>> START

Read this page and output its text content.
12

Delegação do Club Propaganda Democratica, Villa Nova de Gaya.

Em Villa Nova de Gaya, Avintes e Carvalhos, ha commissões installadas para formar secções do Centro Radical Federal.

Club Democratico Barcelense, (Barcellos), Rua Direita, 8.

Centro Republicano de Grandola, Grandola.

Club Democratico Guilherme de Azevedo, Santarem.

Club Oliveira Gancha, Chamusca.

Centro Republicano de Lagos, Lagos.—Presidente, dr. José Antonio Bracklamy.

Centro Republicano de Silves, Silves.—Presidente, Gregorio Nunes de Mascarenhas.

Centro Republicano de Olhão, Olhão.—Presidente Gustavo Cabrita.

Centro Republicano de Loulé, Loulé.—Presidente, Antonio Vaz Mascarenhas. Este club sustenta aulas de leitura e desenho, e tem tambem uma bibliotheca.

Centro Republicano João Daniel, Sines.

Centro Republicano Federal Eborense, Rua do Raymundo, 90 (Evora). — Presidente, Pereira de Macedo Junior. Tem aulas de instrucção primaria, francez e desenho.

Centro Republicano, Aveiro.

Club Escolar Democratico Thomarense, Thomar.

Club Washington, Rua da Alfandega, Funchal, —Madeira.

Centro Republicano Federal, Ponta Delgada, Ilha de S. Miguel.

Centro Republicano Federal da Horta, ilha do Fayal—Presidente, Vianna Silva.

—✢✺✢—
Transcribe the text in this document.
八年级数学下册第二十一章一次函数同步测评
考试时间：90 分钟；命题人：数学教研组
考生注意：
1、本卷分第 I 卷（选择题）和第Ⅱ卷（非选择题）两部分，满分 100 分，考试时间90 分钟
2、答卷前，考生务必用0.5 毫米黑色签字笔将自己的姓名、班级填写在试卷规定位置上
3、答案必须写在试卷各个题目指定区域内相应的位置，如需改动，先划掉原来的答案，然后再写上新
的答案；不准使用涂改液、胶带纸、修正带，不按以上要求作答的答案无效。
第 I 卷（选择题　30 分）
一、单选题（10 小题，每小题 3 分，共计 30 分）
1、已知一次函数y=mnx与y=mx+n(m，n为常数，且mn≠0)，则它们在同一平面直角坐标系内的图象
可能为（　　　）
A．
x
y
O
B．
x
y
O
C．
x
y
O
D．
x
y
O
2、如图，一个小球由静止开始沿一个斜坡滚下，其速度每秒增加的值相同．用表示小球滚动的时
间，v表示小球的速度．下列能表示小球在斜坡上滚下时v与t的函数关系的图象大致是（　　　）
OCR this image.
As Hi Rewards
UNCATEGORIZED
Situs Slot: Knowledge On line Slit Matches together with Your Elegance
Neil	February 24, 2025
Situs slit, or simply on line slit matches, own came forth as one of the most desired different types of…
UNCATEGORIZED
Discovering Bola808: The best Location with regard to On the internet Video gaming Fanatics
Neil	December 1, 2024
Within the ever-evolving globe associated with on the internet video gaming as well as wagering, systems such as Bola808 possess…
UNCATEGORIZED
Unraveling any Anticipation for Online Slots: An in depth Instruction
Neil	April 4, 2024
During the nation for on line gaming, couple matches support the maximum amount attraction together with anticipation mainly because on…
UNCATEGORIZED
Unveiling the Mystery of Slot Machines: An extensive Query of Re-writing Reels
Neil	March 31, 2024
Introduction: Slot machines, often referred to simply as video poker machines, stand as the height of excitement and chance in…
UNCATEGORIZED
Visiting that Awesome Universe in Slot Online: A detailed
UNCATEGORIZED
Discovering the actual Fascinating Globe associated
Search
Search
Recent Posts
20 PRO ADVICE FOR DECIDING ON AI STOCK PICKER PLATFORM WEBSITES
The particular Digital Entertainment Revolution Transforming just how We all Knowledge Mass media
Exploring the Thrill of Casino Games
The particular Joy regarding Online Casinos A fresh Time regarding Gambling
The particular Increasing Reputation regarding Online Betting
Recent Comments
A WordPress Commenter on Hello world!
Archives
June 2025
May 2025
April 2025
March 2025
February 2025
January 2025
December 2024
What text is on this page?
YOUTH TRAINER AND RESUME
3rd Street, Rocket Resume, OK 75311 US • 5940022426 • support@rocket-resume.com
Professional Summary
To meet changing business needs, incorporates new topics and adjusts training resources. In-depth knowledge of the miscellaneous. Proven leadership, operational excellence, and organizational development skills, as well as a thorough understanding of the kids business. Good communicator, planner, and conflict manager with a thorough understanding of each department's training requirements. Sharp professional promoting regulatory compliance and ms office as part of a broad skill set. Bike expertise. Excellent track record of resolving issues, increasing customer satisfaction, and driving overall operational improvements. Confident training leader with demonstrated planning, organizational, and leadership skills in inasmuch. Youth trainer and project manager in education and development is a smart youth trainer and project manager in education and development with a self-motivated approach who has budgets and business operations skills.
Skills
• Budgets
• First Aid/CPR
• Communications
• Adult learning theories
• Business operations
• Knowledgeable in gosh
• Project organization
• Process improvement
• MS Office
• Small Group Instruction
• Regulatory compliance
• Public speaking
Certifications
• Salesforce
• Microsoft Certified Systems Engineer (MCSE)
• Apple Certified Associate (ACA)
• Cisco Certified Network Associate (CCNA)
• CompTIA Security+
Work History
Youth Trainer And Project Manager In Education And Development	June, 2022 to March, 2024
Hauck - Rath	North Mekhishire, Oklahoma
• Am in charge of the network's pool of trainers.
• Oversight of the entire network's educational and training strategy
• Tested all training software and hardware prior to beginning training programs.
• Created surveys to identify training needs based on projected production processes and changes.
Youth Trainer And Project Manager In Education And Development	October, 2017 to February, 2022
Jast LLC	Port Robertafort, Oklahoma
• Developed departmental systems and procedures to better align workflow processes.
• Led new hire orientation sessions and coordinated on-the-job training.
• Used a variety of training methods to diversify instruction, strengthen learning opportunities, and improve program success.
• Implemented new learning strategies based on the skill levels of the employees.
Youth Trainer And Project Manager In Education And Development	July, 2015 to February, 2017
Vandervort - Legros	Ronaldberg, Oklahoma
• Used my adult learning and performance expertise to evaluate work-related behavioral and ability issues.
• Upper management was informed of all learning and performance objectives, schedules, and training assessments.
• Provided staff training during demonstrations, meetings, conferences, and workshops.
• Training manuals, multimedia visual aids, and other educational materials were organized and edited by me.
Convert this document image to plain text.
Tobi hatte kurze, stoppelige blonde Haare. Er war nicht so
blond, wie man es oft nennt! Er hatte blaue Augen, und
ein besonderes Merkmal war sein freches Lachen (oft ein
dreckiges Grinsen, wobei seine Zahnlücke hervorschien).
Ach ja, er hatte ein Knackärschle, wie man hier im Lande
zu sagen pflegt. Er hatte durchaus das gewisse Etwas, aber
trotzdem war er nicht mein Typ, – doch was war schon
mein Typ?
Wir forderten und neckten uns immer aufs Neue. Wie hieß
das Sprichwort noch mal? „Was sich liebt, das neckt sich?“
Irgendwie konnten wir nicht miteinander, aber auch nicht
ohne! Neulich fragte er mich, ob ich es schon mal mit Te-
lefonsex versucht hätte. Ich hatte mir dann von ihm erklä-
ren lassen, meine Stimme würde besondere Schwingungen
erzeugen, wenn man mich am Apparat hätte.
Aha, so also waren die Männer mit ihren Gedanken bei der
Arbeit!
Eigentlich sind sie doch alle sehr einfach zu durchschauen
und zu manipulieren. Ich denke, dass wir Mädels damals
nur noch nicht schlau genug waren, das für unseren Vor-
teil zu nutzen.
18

>> END

[Task goal] Each entry above is to be quoted exactly.

[The reply]
Read this page and output its text content.
12

Delegação do Club Propaganda Democratica, Villa Nova de Gaya.

Em Villa Nova de Gaya, Avintes e Carvalhos, ha commissões installadas para formar secções do Centro Radical Federal.

Club Democratico Barcelense, (Barcellos), Rua Direita, 8.

Centro Republicano de Grandola, Grandola.

Club Democratico Guilherme de Azevedo, Santarem.

Club Oliveira Gancha, Chamusca.

Centro Republicano de Lagos, Lagos.—Presidente, dr. José Antonio Bracklamy.

Centro Republicano de Silves, Silves.—Presidente, Gregorio Nunes de Mascarenhas.

Centro Republicano de Olhão, Olhão.—Presidente Gustavo Cabrita.

Centro Republicano de Loulé, Loulé.—Presidente, Antonio Vaz Mascarenhas. Este club sustenta aulas de leitura e desenho, e tem tambem uma bibliotheca.

Centro Republicano João Daniel, Sines.

Centro Republicano Federal Eborense, Rua do Raymundo, 90 (Evora). — Presidente, Pereira de Macedo Junior. Tem aulas de instrucção primaria, francez e desenho.

Centro Republicano, Aveiro.

Club Escolar Democratico Thomarense, Thomar.

Club Washington, Rua da Alfandega, Funchal, —Madeira.

Centro Republicano Federal, Ponta Delgada, Ilha de S. Miguel.

Centro Republicano Federal da Horta, ilha do Fayal—Presidente, Vianna Silva.

—✢✺✢—
Transcribe the text in this document.
八年级数学下册第二十一章一次函数同步测评
考试时间：90 分钟；命题人：数学教研组
考生注意：
1、本卷分第 I 卷（选择题）和第Ⅱ卷（非选择题）两部分，满分 100 分，考试时间90 分钟
2、答卷前，考生务必用0.5 毫米黑色签字笔将自己的姓名、班级填写在试卷规定位置上
3、答案必须写在试卷各个题目指定区域内相应的位置，如需改动，先划掉原来的答案，然后再写上新
的答案；不准使用涂改液、胶带纸、修正带，不按以上要求作答的答案无效。
第 I 卷（选择题　30 分）
一、单选题（10 小题，每小题 3 分，共计 30 分）
1、已知一次函数y=mnx与y=mx+n(m，n为常数，且mn≠0)，则它们在同一平面直角坐标系内的图象
可能为（　　　）
A．
x
y
O
B．
x
y
O
C．
x
y
O
D．
x
y
O
2、如图，一个小球由静止开始沿一个斜坡滚下，其速度每秒增加的值相同．用表示小球滚动的时
间，v表示小球的速度．下列能表示小球在斜坡上滚下时v与t的函数关系的图象大致是（　　　）
OCR this image.
As Hi Rewards
UNCATEGORIZED
Situs Slot: Knowledge On line Slit Matches together with Your Elegance
Neil	February 24, 2025
Situs slit, or simply on line slit matches, own came forth as one of the most desired different types of…
UNCATEGORIZED
Discovering Bola808: The best Location with regard to On the internet Video gaming Fanatics
Neil	December 1, 2024
Within the ever-evolving globe associated with on the internet video gaming as well as wagering, systems such as Bola808 possess…
UNCATEGORIZED
Unraveling any Anticipation for Online Slots: An in depth Instruction
Neil	April 4, 2024
During the nation for on line gaming, couple matches support the maximum amount attraction together with anticipation mainly because on…
UNCATEGORIZED
Unveiling the Mystery of Slot Machines: An extensive Query of Re-writing Reels
Neil	March 31, 2024
Introduction: Slot machines, often referred to simply as video poker machines, stand as the height of excitement and chance in…
UNCATEGORIZED
Visiting that Awesome Universe in Slot Online: A detailed
UNCATEGORIZED
Discovering the actual Fascinating Globe associated
Search
Search
Recent Posts
20 PRO ADVICE FOR DECIDING ON AI STOCK PICKER PLATFORM WEBSITES
The particular Digital Entertainment Revolution Transforming just how We all Knowledge Mass media
Exploring the Thrill of Casino Games
The particular Joy regarding Online Casinos A fresh Time regarding Gambling
The particular Increasing Reputation regarding Online Betting
Recent Comments
A WordPress Commenter on Hello world!
Archives
June 2025
May 2025
April 2025
March 2025
February 2025
January 2025
December 2024
What text is on this page?
YOUTH TRAINER AND RESUME
3rd Street, Rocket Resume, OK 75311 US • 5940022426 • support@rocket-resume.com
Professional Summary
To meet changing business needs, incorporates new topics and adjusts training resources. In-depth knowledge of the miscellaneous. Proven leadership, operational excellence, and organizational development skills, as well as a thorough understanding of the kids business. Good communicator, planner, and conflict manager with a thorough understanding of each department's training requirements. Sharp professional promoting regulatory compliance and ms office as part of a broad skill set. Bike expertise. Excellent track record of resolving issues, increasing customer satisfaction, and driving overall operational improvements. Confident training leader with demonstrated planning, organizational, and leadership skills in inasmuch. Youth trainer and project manager in education and development is a smart youth trainer and project manager in education and development with a self-motivated approach who has budgets and business operations skills.
Skills
• Budgets
• First Aid/CPR
• Communications
• Adult learning theories
• Business operations
• Knowledgeable in gosh
• Project organization
• Process improvement
• MS Office
• Small Group Instruction
• Regulatory compliance
• Public speaking
Certifications
• Salesforce
• Microsoft Certified Systems Engineer (MCSE)
• Apple Certified Associate (ACA)
• Cisco Certified Network Associate (CCNA)
• CompTIA Security+
Work History
Youth Trainer And Project Manager In Education And Development	June, 2022 to March, 2024
Hauck - Rath	North Mekhishire, Oklahoma
• Am in charge of the network's pool of trainers.
• Oversight of the entire network's educational and training strategy
• Tested all training software and hardware prior to beginning training programs.
• Created surveys to identify training needs based on projected production processes and changes.
Youth Trainer And Project Manager In Education And Development	October, 2017 to February, 2022
Jast LLC	Port Robertafort, Oklahoma
• Developed departmental systems and procedures to better align workflow processes.
• Led new hire orientation sessions and coordinated on-the-job training.
• Used a variety of training methods to diversify instruction, strengthen learning opportunities, and improve program success.
• Implemented new learning strategies based on the skill levels of the employees.
Youth Trainer And Project Manager In Education And Development	July, 2015 to February, 2017
Vandervort - Legros	Ronaldberg, Oklahoma
• Used my adult learning and performance expertise to evaluate work-related behavioral and ability issues.
• Upper management was informed of all learning and performance objectives, schedules, and training assessments.
• Provided staff training during demonstrations, meetings, conferences, and workshops.
• Training manuals, multimedia visual aids, and other educational materials were organized and edited by me.
Convert this document image to plain text.
Tobi hatte kurze, stoppelige blonde Haare. Er war nicht so
blond, wie man es oft nennt! Er hatte blaue Augen, und
ein besonderes Merkmal war sein freches Lachen (oft ein
dreckiges Grinsen, wobei seine Zahnlücke hervorschien).
Ach ja, er hatte ein Knackärschle, wie man hier im Lande
zu sagen pflegt. Er hatte durchaus das gewisse Etwas, aber
trotzdem war er nicht mein Typ, – doch was war schon
mein Typ?
Wir forderten und neckten uns immer aufs Neue. Wie hieß
das Sprichwort noch mal? „Was sich liebt, das neckt sich?“
Irgendwie konnten wir nicht miteinander, aber auch nicht
ohne! Neulich fragte er mich, ob ich es schon mal mit Te-
lefonsex versucht hätte. Ich hatte mir dann von ihm erklä-
ren lassen, meine Stimme würde besondere Schwingungen
erzeugen, wenn man mich am Apparat hätte.
Aha, so also waren die Männer mit ihren Gedanken bei der
Arbeit!
Eigentlich sind sie doch alle sehr einfach zu durchschauen
und zu manipulieren. Ich denke, dass wir Mädels damals
nur noch nicht schlau genug waren, das für unseren Vor-
teil zu nutzen.
18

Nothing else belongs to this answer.